DIRECTIONS =>
Transcribe the records below exactly.

[Stored records]
********************

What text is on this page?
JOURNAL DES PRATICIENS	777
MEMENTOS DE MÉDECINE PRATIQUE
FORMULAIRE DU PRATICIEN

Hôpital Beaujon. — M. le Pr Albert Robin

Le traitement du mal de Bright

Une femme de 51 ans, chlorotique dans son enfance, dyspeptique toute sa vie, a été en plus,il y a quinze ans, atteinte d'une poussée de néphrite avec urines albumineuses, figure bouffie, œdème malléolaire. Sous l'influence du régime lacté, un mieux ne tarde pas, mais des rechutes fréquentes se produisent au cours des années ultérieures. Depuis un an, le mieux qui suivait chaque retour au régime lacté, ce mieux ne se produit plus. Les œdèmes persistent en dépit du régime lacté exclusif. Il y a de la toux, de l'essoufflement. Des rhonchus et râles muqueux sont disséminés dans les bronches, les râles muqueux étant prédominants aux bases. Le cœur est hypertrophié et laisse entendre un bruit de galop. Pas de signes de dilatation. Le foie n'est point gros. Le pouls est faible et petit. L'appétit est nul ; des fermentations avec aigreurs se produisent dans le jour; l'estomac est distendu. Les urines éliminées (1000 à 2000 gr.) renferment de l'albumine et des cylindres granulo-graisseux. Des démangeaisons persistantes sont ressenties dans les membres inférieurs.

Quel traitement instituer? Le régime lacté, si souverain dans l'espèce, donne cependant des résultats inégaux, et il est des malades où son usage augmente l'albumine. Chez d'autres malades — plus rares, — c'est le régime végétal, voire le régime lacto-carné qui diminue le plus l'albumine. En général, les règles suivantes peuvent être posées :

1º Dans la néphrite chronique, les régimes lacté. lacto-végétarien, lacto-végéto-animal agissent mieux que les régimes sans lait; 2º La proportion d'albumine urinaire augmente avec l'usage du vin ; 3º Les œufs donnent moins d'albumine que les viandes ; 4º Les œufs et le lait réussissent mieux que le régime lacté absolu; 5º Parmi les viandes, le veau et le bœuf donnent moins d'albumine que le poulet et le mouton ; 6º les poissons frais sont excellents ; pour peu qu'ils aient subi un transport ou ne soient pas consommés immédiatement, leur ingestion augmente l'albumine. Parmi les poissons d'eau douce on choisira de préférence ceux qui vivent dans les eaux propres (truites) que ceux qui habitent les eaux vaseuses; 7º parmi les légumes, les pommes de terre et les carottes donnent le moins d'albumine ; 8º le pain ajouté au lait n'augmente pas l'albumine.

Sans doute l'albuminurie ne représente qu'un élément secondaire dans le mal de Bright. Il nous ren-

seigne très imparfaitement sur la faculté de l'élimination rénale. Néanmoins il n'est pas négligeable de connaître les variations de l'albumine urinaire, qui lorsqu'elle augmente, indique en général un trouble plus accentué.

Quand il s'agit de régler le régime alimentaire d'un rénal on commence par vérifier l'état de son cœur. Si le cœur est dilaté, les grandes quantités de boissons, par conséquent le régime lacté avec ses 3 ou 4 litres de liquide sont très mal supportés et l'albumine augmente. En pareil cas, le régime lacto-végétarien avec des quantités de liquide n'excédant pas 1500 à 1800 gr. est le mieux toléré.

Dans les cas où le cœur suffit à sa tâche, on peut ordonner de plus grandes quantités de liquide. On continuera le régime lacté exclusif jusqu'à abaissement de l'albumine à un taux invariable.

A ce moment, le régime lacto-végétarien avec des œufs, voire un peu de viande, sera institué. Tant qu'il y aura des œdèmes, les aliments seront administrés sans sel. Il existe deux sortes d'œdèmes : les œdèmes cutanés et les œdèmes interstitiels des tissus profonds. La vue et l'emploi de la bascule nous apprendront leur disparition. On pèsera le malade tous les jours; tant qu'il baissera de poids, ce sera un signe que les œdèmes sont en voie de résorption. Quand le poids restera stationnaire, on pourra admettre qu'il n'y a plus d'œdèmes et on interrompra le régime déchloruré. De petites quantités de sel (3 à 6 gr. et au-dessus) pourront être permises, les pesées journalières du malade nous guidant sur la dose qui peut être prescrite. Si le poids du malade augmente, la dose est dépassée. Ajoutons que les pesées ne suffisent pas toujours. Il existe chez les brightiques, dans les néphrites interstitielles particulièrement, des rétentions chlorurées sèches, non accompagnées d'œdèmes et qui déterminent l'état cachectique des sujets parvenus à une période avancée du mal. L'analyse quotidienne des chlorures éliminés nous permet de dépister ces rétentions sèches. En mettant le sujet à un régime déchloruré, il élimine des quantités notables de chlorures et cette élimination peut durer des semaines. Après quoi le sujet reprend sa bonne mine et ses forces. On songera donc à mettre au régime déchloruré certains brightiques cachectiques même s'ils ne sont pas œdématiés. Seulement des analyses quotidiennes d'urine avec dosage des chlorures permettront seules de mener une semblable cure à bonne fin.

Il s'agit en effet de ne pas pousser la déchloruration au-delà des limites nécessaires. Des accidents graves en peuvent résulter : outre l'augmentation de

********************

REPLY TO THE EXERCISE =>
What text is on this page?
JOURNAL DES PRATICIENS	777
MEMENTOS DE MÉDECINE PRATIQUE
FORMULAIRE DU PRATICIEN

Hôpital Beaujon. — M. le Pr Albert Robin

Le traitement du mal de Bright

Une femme de 51 ans, chlorotique dans son enfance, dyspeptique toute sa vie, a été en plus,il y a quinze ans, atteinte d'une poussée de néphrite avec urines albumineuses, figure bouffie, œdème malléolaire. Sous l'influence du régime lacté, un mieux ne tarde pas, mais des rechutes fréquentes se produisent au cours des années ultérieures. Depuis un an, le mieux qui suivait chaque retour au régime lacté, ce mieux ne se produit plus. Les œdèmes persistent en dépit du régime lacté exclusif. Il y a de la toux, de l'essoufflement. Des rhonchus et râles muqueux sont disséminés dans les bronches, les râles muqueux étant prédominants aux bases. Le cœur est hypertrophié et laisse entendre un bruit de galop. Pas de signes de dilatation. Le foie n'est point gros. Le pouls est faible et petit. L'appétit est nul ; des fermentations avec aigreurs se produisent dans le jour; l'estomac est distendu. Les urines éliminées (1000 à 2000 gr.) renferment de l'albumine et des cylindres granulo-graisseux. Des démangeaisons persistantes sont ressenties dans les membres inférieurs.

Quel traitement instituer? Le régime lacté, si souverain dans l'espèce, donne cependant des résultats inégaux, et il est des malades où son usage augmente l'albumine. Chez d'autres malades — plus rares, — c'est le régime végétal, voire le régime lacto-carné qui diminue le plus l'albumine. En général, les règles suivantes peuvent être posées :

1º Dans la néphrite chronique, les régimes lacté. lacto-végétarien, lacto-végéto-animal agissent mieux que les régimes sans lait; 2º La proportion d'albumine urinaire augmente avec l'usage du vin ; 3º Les œufs donnent moins d'albumine que les viandes ; 4º Les œufs et le lait réussissent mieux que le régime lacté absolu; 5º Parmi les viandes, le veau et le bœuf donnent moins d'albumine que le poulet et le mouton ; 6º les poissons frais sont excellents ; pour peu qu'ils aient subi un transport ou ne soient pas consommés immédiatement, leur ingestion augmente l'albumine. Parmi les poissons d'eau douce on choisira de préférence ceux qui vivent dans les eaux propres (truites) que ceux qui habitent les eaux vaseuses; 7º parmi les légumes, les pommes de terre et les carottes donnent le moins d'albumine ; 8º le pain ajouté au lait n'augmente pas l'albumine.

Sans doute l'albuminurie ne représente qu'un élément secondaire dans le mal de Bright. Il nous ren-

seigne très imparfaitement sur la faculté de l'élimination rénale. Néanmoins il n'est pas négligeable de connaître les variations de l'albumine urinaire, qui lorsqu'elle augmente, indique en général un trouble plus accentué.

Quand il s'agit de régler le régime alimentaire d'un rénal on commence par vérifier l'état de son cœur. Si le cœur est dilaté, les grandes quantités de boissons, par conséquent le régime lacté avec ses 3 ou 4 litres de liquide sont très mal supportés et l'albumine augmente. En pareil cas, le régime lacto-végétarien avec des quantités de liquide n'excédant pas 1500 à 1800 gr. est le mieux toléré.

Dans les cas où le cœur suffit à sa tâche, on peut ordonner de plus grandes quantités de liquide. On continuera le régime lacté exclusif jusqu'à abaissement de l'albumine à un taux invariable.

A ce moment, le régime lacto-végétarien avec des œufs, voire un peu de viande, sera institué. Tant qu'il y aura des œdèmes, les aliments seront administrés sans sel. Il existe deux sortes d'œdèmes : les œdèmes cutanés et les œdèmes interstitiels des tissus profonds. La vue et l'emploi de la bascule nous apprendront leur disparition. On pèsera le malade tous les jours; tant qu'il baissera de poids, ce sera un signe que les œdèmes sont en voie de résorption. Quand le poids restera stationnaire, on pourra admettre qu'il n'y a plus d'œdèmes et on interrompra le régime déchloruré. De petites quantités de sel (3 à 6 gr. et au-dessus) pourront être permises, les pesées journalières du malade nous guidant sur la dose qui peut être prescrite. Si le poids du malade augmente, la dose est dépassée. Ajoutons que les pesées ne suffisent pas toujours. Il existe chez les brightiques, dans les néphrites interstitielles particulièrement, des rétentions chlorurées sèches, non accompagnées d'œdèmes et qui déterminent l'état cachectique des sujets parvenus à une période avancée du mal. L'analyse quotidienne des chlorures éliminés nous permet de dépister ces rétentions sèches. En mettant le sujet à un régime déchloruré, il élimine des quantités notables de chlorures et cette élimination peut durer des semaines. Après quoi le sujet reprend sa bonne mine et ses forces. On songera donc à mettre au régime déchloruré certains brightiques cachectiques même s'ils ne sont pas œdématiés. Seulement des analyses quotidiennes d'urine avec dosage des chlorures permettront seules de mener une semblable cure à bonne fin.

Il s'agit en effet de ne pas pousser la déchloruration au-delà des limites nécessaires. Des accidents graves en peuvent résulter : outre l'augmentation de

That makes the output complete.